Data items
● ● ● ● ● ● ●

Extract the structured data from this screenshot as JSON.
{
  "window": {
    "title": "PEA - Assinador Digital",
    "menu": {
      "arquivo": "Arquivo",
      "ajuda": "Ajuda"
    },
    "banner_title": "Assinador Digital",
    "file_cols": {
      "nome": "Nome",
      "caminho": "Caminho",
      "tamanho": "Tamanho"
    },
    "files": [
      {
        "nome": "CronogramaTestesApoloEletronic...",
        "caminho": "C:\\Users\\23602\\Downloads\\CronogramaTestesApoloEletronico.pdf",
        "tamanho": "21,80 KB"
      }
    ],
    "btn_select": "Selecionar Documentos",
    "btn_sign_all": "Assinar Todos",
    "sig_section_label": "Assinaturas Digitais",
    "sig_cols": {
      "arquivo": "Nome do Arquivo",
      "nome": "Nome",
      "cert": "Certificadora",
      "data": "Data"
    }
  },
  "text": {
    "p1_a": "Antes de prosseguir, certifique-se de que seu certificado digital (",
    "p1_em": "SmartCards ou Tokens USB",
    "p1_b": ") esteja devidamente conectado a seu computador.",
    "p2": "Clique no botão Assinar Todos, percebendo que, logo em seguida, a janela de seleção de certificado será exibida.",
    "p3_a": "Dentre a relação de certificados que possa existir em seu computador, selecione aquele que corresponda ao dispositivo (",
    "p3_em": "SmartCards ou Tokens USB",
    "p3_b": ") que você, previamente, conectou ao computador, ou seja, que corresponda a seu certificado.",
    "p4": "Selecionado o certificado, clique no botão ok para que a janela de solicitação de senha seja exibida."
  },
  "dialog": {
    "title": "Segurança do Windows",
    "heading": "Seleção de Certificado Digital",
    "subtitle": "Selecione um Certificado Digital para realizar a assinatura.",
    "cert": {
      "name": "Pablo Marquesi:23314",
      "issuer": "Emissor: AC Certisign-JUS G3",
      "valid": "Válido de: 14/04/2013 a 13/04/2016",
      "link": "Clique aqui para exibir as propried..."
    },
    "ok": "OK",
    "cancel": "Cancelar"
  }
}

● ● ● ● ● ● ●

Task prompt — Using the listing above, pick out each line that contains the word "seja", then copy it.

Task answer —
    "p3_b": ") que você, previamente, conectou ao computador, ou seja, que corresponda a seu certificado.",
    "p4": "Selecionado o certificado, clique no botão ok para que a janela de solicitação de senha seja exibida."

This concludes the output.